(Collected data entries)
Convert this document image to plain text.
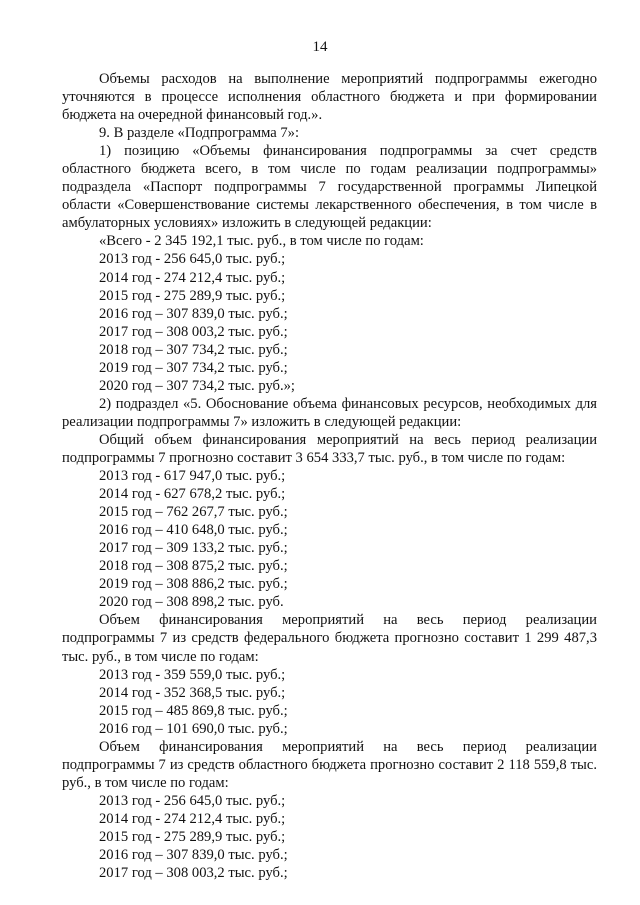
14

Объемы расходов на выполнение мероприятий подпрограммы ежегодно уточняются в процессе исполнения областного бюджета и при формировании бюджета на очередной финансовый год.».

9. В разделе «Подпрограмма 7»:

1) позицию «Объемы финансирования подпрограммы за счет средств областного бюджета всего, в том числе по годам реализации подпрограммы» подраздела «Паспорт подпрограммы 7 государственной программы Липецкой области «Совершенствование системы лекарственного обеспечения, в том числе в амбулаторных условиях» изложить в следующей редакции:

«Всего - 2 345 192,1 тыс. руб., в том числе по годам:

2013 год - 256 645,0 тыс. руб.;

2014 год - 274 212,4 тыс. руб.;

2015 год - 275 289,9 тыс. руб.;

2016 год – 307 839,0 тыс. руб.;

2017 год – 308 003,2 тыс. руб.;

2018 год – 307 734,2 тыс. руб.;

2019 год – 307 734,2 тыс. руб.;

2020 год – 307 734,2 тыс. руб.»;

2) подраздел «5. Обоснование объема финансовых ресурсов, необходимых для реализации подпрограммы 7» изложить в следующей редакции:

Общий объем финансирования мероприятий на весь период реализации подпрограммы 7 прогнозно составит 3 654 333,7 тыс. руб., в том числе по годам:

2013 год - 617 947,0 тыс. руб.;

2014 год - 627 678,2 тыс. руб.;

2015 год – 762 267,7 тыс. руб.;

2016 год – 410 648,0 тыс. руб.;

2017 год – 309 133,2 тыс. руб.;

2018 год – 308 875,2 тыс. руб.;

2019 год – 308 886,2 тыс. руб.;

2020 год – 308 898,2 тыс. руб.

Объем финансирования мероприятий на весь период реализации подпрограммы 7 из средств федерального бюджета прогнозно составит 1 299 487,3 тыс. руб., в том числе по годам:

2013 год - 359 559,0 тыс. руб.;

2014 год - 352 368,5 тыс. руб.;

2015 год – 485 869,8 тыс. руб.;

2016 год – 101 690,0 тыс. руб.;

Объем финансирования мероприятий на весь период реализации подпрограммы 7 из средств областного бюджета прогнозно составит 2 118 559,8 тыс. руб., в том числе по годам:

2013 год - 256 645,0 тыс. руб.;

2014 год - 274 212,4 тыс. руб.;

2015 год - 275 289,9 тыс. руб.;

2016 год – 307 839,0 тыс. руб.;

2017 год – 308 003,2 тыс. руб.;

* * *

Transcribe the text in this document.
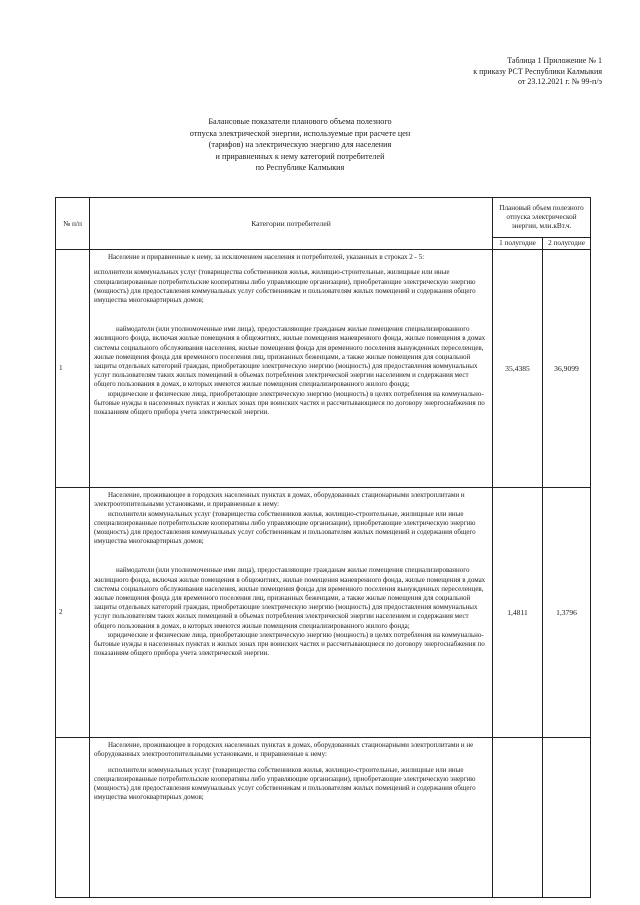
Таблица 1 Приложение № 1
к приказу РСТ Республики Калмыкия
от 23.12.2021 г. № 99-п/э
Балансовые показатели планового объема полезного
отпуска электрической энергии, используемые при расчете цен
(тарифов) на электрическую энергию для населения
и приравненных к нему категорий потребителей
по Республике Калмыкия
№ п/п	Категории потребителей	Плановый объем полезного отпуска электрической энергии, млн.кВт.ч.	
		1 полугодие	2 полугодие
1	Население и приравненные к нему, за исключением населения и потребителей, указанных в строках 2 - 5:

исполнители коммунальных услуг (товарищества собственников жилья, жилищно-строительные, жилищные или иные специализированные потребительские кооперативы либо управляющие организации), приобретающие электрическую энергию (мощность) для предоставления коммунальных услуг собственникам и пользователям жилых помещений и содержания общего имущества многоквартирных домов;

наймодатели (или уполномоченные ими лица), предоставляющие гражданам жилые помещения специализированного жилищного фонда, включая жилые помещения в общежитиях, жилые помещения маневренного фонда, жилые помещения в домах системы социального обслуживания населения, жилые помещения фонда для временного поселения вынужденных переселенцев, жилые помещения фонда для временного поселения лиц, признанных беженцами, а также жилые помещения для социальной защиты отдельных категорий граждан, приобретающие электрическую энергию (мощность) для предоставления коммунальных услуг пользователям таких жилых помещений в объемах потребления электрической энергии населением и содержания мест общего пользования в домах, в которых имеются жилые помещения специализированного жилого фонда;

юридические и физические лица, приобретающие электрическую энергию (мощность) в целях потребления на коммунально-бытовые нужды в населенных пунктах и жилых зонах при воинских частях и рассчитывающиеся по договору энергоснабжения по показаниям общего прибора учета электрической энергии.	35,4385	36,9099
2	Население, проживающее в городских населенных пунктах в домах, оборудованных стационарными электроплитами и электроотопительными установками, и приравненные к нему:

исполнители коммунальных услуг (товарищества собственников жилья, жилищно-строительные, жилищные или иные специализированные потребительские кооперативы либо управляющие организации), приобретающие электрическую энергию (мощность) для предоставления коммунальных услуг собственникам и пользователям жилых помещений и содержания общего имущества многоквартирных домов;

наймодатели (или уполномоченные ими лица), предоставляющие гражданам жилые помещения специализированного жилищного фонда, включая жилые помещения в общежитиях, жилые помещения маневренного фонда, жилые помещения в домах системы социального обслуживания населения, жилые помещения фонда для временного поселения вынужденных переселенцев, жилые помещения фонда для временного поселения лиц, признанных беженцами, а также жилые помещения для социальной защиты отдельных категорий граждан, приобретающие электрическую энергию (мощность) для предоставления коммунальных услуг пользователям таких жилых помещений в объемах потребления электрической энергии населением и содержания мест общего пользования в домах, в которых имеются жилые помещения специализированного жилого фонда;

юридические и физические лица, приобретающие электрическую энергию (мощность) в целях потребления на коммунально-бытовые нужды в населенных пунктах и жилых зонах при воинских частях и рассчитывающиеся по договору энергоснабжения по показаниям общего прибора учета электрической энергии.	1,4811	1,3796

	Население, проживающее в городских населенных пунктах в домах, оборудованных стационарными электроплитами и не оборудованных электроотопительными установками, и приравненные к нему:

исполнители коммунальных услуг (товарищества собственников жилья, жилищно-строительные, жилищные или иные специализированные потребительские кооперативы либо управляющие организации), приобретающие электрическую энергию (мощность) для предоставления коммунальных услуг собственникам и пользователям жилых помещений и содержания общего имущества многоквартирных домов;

#### WHAT IS NEEDED
Scan the listing above for the word "оборудованных" and copy every line that holds it.

#### EXERCISE SOLUTION
2	Население, проживающее в городских населенных пунктах в домах, оборудованных стационарными электроплитами и электроотопительными установками, и приравненные к нему:
	Население, проживающее в городских населенных пунктах в домах, оборудованных стационарными электроплитами и не оборудованных электроотопительными установками, и приравненные к нему:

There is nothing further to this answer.